**WHAT YOU SHOULD DO**
Please count the lines below that contain the word "JSON", and reply with that number alone.

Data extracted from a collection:
== == ==

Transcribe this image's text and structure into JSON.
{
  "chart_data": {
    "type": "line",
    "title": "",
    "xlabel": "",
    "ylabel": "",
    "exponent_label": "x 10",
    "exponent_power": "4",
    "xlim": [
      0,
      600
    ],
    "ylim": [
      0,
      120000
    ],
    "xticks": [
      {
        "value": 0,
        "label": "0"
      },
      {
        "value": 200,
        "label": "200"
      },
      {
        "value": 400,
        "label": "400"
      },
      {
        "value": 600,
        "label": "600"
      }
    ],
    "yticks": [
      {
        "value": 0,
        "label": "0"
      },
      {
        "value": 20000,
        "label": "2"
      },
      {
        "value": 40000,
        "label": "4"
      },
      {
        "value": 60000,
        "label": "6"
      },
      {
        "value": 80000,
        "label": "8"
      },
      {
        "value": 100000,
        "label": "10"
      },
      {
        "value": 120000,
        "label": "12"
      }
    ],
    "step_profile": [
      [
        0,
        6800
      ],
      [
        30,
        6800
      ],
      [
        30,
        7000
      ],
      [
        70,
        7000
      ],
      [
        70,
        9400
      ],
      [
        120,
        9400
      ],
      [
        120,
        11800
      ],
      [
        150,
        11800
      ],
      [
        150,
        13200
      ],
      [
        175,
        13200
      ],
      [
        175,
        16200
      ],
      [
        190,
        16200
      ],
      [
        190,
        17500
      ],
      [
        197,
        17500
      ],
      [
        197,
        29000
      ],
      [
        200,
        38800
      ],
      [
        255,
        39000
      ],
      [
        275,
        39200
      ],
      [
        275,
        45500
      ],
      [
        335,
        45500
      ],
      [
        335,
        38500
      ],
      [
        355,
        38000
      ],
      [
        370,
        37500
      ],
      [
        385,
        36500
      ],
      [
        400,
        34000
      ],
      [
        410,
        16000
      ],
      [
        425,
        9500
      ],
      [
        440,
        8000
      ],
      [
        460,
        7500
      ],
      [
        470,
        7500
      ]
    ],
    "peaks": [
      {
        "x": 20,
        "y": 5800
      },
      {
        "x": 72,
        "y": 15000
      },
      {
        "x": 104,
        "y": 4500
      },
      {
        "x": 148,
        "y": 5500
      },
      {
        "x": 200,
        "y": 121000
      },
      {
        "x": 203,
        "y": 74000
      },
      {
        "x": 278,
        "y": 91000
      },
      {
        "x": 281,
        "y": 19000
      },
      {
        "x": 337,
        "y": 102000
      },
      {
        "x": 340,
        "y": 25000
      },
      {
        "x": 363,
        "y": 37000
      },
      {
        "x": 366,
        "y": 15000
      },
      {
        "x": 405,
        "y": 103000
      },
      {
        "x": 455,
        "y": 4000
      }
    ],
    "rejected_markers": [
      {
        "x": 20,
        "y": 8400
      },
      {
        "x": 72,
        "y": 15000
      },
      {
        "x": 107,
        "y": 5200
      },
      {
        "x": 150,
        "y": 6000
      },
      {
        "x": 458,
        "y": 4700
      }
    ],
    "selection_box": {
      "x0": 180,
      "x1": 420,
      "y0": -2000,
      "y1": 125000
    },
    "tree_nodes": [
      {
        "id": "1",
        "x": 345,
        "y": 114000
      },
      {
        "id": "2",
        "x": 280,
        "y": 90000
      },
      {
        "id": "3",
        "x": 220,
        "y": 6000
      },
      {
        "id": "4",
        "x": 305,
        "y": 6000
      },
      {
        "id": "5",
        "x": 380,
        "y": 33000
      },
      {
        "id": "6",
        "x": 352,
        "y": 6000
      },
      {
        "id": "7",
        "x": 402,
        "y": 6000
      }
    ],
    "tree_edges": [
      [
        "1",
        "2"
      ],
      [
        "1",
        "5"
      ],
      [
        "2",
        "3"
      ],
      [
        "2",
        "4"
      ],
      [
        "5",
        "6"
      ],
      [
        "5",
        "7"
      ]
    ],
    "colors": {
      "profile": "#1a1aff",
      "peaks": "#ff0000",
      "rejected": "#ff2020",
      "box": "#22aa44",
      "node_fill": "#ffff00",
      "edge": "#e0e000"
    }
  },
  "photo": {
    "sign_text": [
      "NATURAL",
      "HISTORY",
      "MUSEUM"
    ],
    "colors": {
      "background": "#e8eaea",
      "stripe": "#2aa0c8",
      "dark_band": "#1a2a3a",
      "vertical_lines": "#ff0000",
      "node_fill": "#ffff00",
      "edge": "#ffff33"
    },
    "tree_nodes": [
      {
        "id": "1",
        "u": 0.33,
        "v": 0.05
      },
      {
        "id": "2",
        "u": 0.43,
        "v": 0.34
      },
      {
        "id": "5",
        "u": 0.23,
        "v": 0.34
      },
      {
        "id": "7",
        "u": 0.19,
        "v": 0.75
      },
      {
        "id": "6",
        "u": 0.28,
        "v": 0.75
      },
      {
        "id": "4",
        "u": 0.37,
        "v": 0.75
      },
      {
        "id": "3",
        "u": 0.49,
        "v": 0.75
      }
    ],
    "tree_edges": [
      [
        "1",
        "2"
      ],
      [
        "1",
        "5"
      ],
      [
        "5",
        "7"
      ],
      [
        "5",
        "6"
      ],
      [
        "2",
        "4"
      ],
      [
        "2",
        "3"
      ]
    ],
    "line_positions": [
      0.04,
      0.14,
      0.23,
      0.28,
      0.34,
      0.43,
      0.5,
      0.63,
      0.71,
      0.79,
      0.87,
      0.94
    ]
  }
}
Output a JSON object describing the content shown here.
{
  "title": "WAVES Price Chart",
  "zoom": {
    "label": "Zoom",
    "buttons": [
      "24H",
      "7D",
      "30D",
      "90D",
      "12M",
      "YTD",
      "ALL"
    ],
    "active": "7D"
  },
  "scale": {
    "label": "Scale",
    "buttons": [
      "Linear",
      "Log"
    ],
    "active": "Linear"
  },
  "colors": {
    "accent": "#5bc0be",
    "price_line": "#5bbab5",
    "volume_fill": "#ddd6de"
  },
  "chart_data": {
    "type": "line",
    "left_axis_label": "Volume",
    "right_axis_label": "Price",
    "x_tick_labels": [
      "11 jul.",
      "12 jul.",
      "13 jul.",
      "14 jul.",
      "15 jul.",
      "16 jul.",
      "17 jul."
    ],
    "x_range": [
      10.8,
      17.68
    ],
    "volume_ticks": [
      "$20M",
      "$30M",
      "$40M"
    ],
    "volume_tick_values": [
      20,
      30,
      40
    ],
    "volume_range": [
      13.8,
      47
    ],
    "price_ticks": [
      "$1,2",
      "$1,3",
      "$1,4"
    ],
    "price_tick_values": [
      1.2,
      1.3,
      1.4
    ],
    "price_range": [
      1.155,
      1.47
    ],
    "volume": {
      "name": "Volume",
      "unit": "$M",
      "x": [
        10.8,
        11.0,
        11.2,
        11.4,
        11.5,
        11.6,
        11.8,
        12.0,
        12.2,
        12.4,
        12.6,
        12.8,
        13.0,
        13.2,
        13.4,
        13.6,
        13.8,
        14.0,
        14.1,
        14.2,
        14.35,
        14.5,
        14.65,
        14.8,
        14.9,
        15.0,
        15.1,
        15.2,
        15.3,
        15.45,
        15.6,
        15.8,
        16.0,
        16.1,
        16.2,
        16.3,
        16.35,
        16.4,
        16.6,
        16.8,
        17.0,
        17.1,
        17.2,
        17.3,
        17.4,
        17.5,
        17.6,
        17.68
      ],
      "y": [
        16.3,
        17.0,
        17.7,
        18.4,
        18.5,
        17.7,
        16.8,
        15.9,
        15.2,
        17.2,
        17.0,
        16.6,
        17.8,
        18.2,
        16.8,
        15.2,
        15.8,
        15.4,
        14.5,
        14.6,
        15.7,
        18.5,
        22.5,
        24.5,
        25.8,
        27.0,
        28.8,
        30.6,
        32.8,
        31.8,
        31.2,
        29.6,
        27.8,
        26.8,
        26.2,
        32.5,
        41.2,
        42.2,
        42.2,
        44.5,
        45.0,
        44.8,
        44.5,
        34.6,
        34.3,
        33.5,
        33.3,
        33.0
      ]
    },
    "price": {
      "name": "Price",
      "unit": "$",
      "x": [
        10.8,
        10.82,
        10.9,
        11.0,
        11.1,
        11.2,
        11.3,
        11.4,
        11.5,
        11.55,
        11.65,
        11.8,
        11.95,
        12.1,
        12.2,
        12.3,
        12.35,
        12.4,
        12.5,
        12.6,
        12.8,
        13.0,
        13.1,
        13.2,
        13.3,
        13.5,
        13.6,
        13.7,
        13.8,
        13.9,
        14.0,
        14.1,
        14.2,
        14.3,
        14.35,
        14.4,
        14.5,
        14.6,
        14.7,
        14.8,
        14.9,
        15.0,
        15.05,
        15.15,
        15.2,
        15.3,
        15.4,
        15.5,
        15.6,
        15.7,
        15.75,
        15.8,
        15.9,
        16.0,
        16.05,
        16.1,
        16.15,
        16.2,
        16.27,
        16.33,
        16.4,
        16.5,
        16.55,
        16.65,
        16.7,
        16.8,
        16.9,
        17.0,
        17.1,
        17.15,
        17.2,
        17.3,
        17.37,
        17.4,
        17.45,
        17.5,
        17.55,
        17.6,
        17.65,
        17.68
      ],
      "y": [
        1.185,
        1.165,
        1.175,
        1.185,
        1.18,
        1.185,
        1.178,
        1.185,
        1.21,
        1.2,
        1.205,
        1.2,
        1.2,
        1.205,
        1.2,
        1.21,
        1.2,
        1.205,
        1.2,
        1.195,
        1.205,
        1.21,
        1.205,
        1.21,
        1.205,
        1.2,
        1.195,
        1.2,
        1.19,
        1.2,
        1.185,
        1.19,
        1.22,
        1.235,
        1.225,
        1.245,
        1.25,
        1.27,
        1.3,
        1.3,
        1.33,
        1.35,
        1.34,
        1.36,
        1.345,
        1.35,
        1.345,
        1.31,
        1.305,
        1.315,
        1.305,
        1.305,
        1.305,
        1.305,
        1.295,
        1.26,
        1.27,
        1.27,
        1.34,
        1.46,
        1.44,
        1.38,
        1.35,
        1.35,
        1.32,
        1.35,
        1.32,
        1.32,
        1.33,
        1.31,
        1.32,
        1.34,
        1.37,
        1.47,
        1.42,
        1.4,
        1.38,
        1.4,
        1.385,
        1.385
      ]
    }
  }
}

== == ==

**EXPECTED ANSWER**
2